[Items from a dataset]
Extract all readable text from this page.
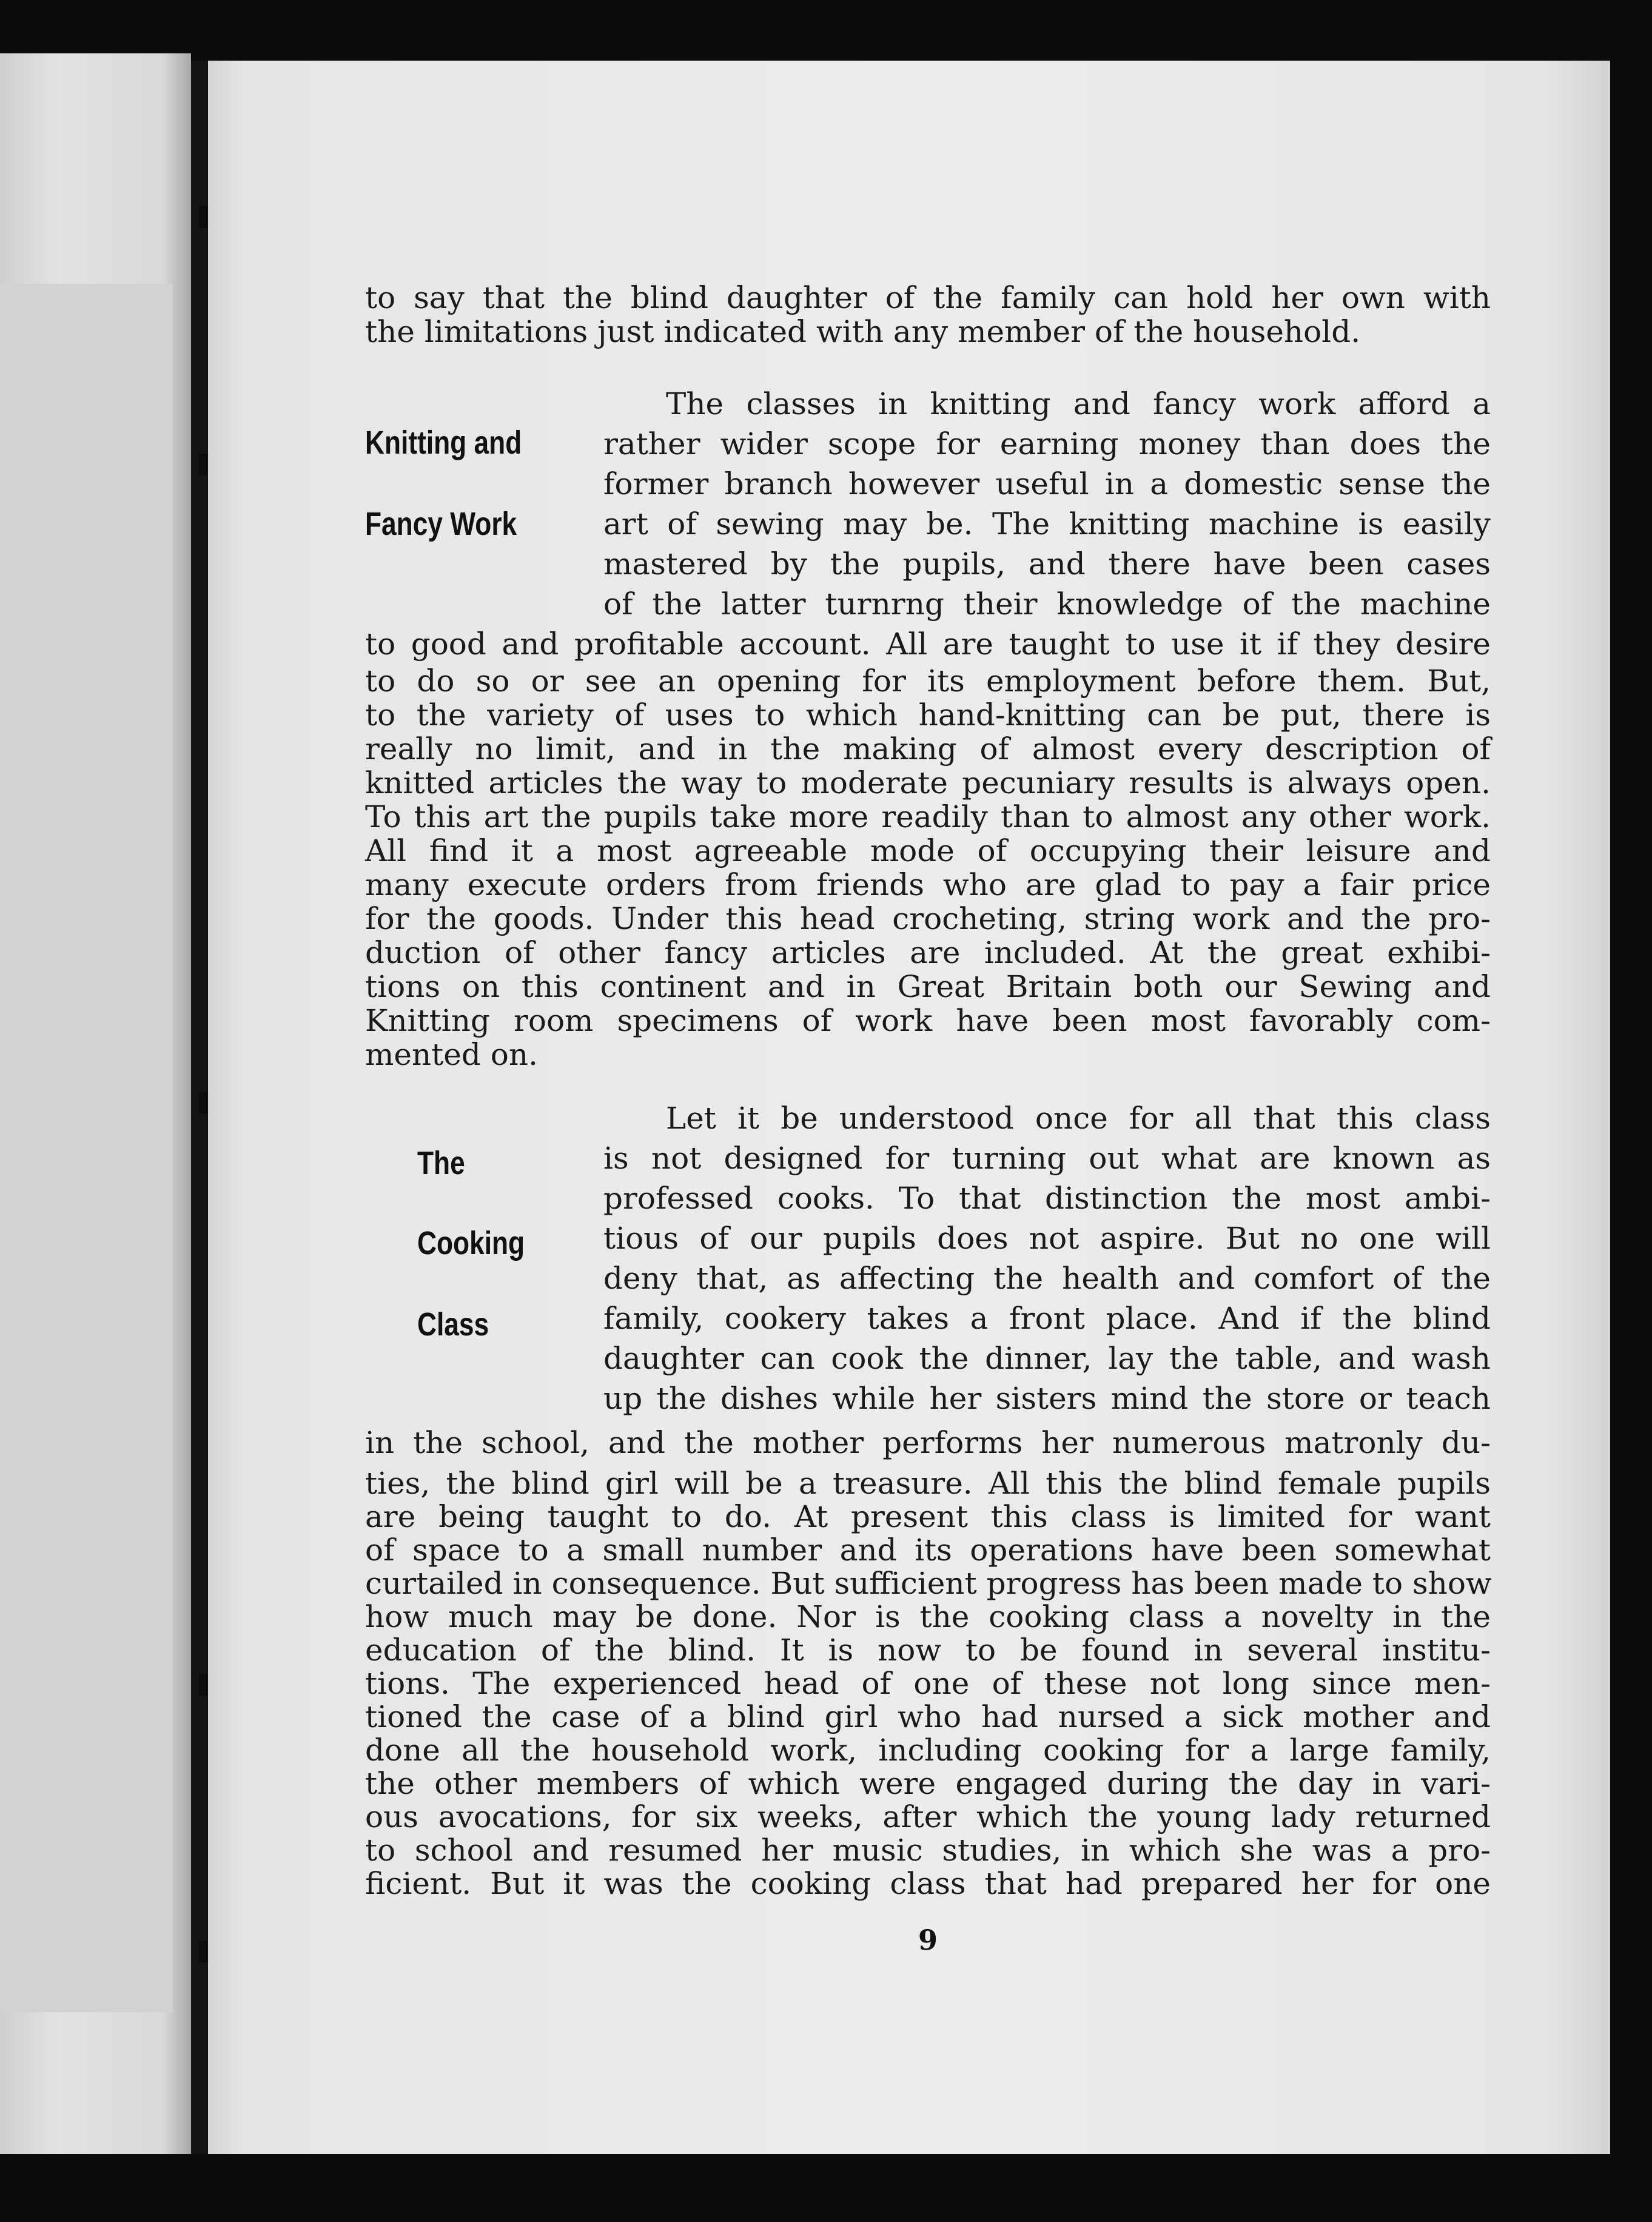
to say that the blind daughter of the family can hold her own with
the limitations just indicated with any member of the household.
Knitting and
Fancy Work
The classes in knitting and fancy work afford a
rather wider scope for earning money than does the
former branch however useful in a domestic sense the
art of sewing may be. The knitting machine is easily
mastered by the pupils, and there have been cases
of the latter turnrng their knowledge of the machine
to good and profitable account. All are taught to use it if they desire
to do so or see an opening for its employment before them. But,
to the variety of uses to which hand-knitting can be put, there is
really no limit, and in the making of almost every description of
knitted articles the way to moderate pecuniary results is always open.
To this art the pupils take more readily than to almost any other work.
All find it a most agreeable mode of occupying their leisure and
many execute orders from friends who are glad to pay a fair price
for the goods. Under this head crocheting, string work and the pro-
duction of other fancy articles are included. At the great exhibi-
tions on this continent and in Great Britain both our Sewing and
Knitting room specimens of work have been most favorably com-
mented on.
The
Cooking
Class
Let it be understood once for all that this class
is not designed for turning out what are known as
professed cooks. To that distinction the most ambi-
tious of our pupils does not aspire. But no one will
deny that, as affecting the health and comfort of the
family, cookery takes a front place. And if the blind
daughter can cook the dinner, lay the table, and wash
up the dishes while her sisters mind the store or teach
in the school, and the mother performs her numerous matronly du-
ties, the blind girl will be a treasure. All this the blind female pupils
are being taught to do. At present this class is limited for want
of space to a small number and its operations have been somewhat
curtailed in consequence. But sufficient progress has been made to show
how much may be done. Nor is the cooking class a novelty in the
education of the blind. It is now to be found in several institu-
tions. The experienced head of one of these not long since men-
tioned the case of a blind girl who had nursed a sick mother and
done all the household work, including cooking for a large family,
the other members of which were engaged during the day in vari-
ous avocations, for six weeks, after which the young lady returned
to school and resumed her music studies, in which she was a pro-
ficient. But it was the cooking class that had prepared her for one
9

* _What this task involves_
Copy the material above in full and exactly, skipping pictures.

* _Result of this task_
Extract all readable text from this page.
to say that the blind daughter of the family can hold her own with
the limitations just indicated with any member of the household.
Knitting and
Fancy Work
The classes in knitting and fancy work afford a
rather wider scope for earning money than does the
former branch however useful in a domestic sense the
art of sewing may be. The knitting machine is easily
mastered by the pupils, and there have been cases
of the latter turnrng their knowledge of the machine
to good and profitable account. All are taught to use it if they desire
to do so or see an opening for its employment before them. But,
to the variety of uses to which hand-knitting can be put, there is
really no limit, and in the making of almost every description of
knitted articles the way to moderate pecuniary results is always open.
To this art the pupils take more readily than to almost any other work.
All find it a most agreeable mode of occupying their leisure and
many execute orders from friends who are glad to pay a fair price
for the goods. Under this head crocheting, string work and the pro-
duction of other fancy articles are included. At the great exhibi-
tions on this continent and in Great Britain both our Sewing and
Knitting room specimens of work have been most favorably com-
mented on.
The
Cooking
Class
Let it be understood once for all that this class
is not designed for turning out what are known as
professed cooks. To that distinction the most ambi-
tious of our pupils does not aspire. But no one will
deny that, as affecting the health and comfort of the
family, cookery takes a front place. And if the blind
daughter can cook the dinner, lay the table, and wash
up the dishes while her sisters mind the store or teach
in the school, and the mother performs her numerous matronly du-
ties, the blind girl will be a treasure. All this the blind female pupils
are being taught to do. At present this class is limited for want
of space to a small number and its operations have been somewhat
curtailed in consequence. But sufficient progress has been made to show
how much may be done. Nor is the cooking class a novelty in the
education of the blind. It is now to be found in several institu-
tions. The experienced head of one of these not long since men-
tioned the case of a blind girl who had nursed a sick mother and
done all the household work, including cooking for a large family,
the other members of which were engaged during the day in vari-
ous avocations, for six weeks, after which the young lady returned
to school and resumed her music studies, in which she was a pro-
ficient. But it was the cooking class that had prepared her for one
9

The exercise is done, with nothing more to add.